__TASK PROMPT__: Scan the records for the string "Satz"; copy each line where it occurs.

__AVAILABLE DATA__:
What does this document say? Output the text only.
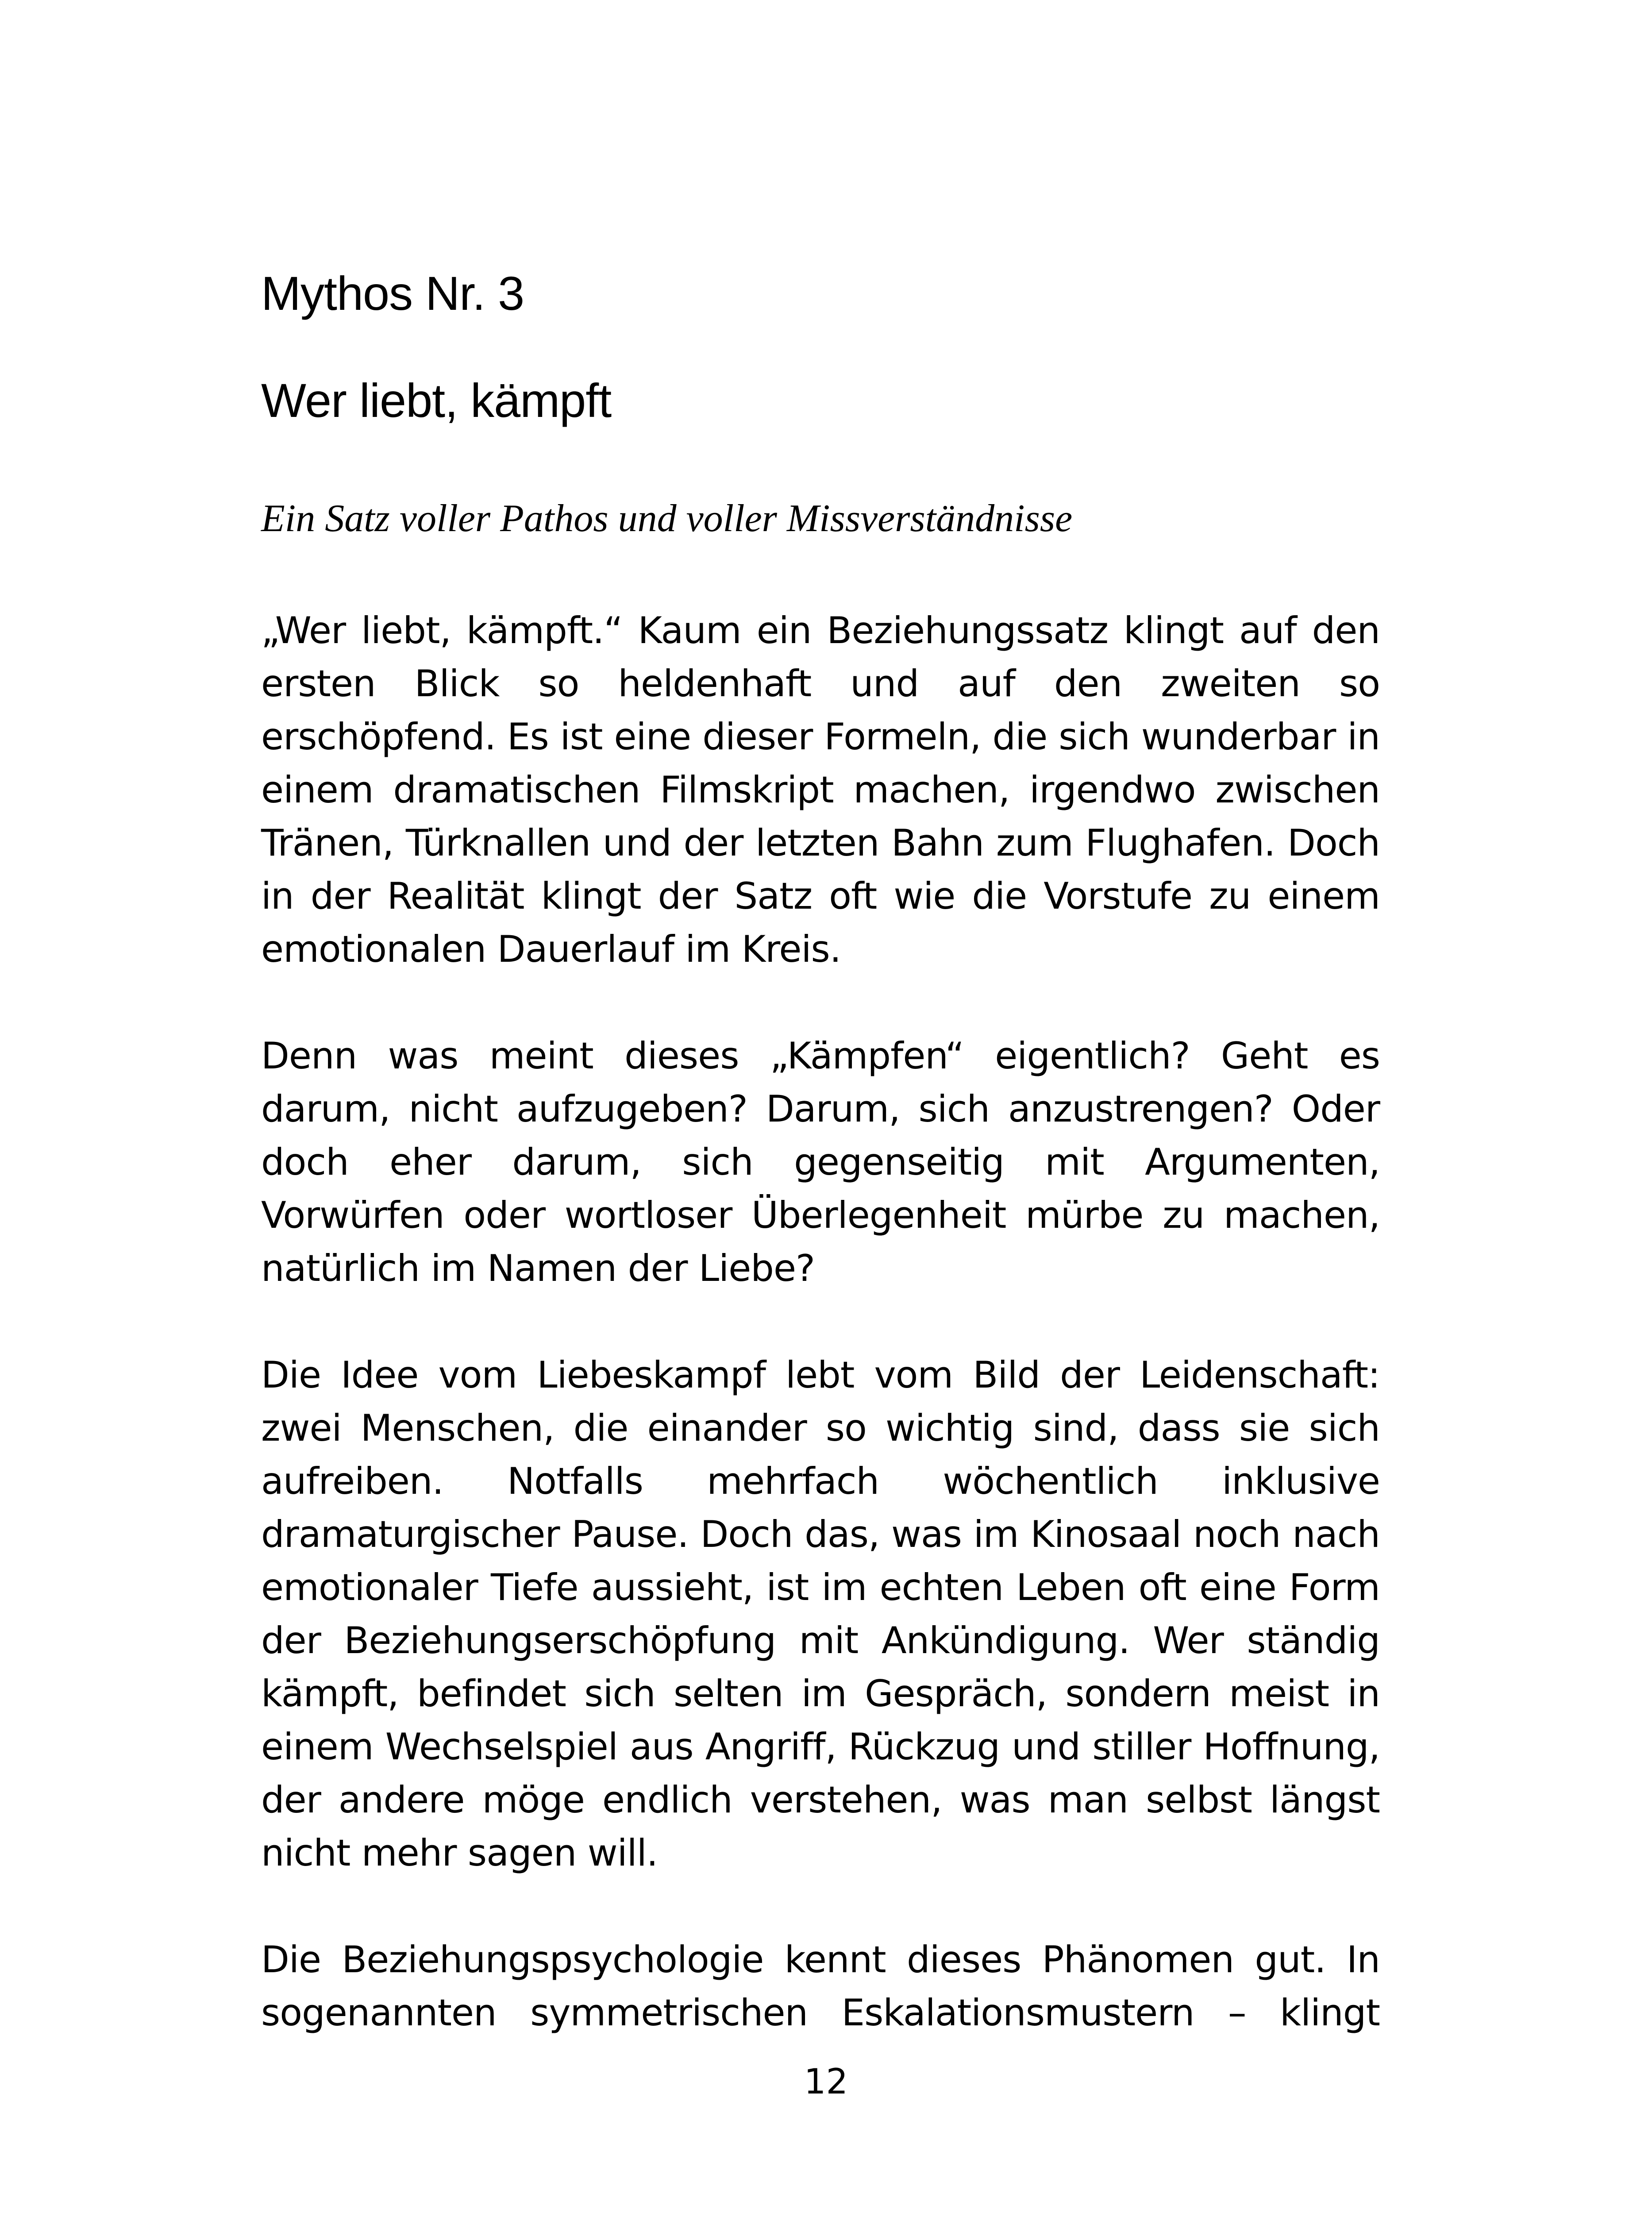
Mythos Nr. 3
Wer liebt, kämpft

Ein Satz voller Pathos und voller Missverständnisse

„Wer liebt, kämpft.“ Kaum ein Beziehungssatz klingt auf den ersten Blick so heldenhaft und auf den zweiten so erschöpfend. Es ist eine dieser Formeln, die sich wunderbar in einem dramatischen Filmskript machen, irgendwo zwischen Tränen, Türknallen und der letzten Bahn zum Flughafen. Doch in der Realität klingt der Satz oft wie die Vorstufe zu einem emotionalen Dauerlauf im Kreis.

Denn was meint dieses „Kämpfen“ eigentlich? Geht es darum, nicht aufzugeben? Darum, sich anzustrengen? Oder doch eher darum, sich gegenseitig mit Argumenten, Vorwürfen oder wortloser Überlegenheit mürbe zu machen, natürlich im Namen der Liebe?

Die Idee vom Liebeskampf lebt vom Bild der Leidenschaft: zwei Menschen, die einander so wichtig sind, dass sie sich aufreiben. Notfalls mehrfach wöchentlich inklusive dramaturgischer Pause. Doch das, was im Kinosaal noch nach emotionaler Tiefe aussieht, ist im echten Leben oft eine Form der Beziehungserschöpfung mit Ankündigung. Wer ständig kämpft, befindet sich selten im Gespräch, sondern meist in einem Wechselspiel aus Angriff, Rückzug und stiller Hoffnung, der andere möge endlich verstehen, was man selbst längst nicht mehr sagen will.

Die Beziehungspsychologie kennt dieses Phänomen gut. In sogenannten symmetrischen Eskalationsmustern – klingt

12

__ANSWER TO THE EXERCISE__:
Ein Satz voller Pathos und voller Missverständnisse
„Wer liebt, kämpft.“ Kaum ein Beziehungssatz klingt auf den ersten Blick so heldenhaft und auf den zweiten so erschöpfend. Es ist eine dieser Formeln, die sich wunderbar in einem dramatischen Filmskript machen, irgendwo zwischen Tränen, Türknallen und der letzten Bahn zum Flughafen. Doch in der Realität klingt der Satz oft wie die Vorstufe zu einem emotionalen Dauerlauf im Kreis.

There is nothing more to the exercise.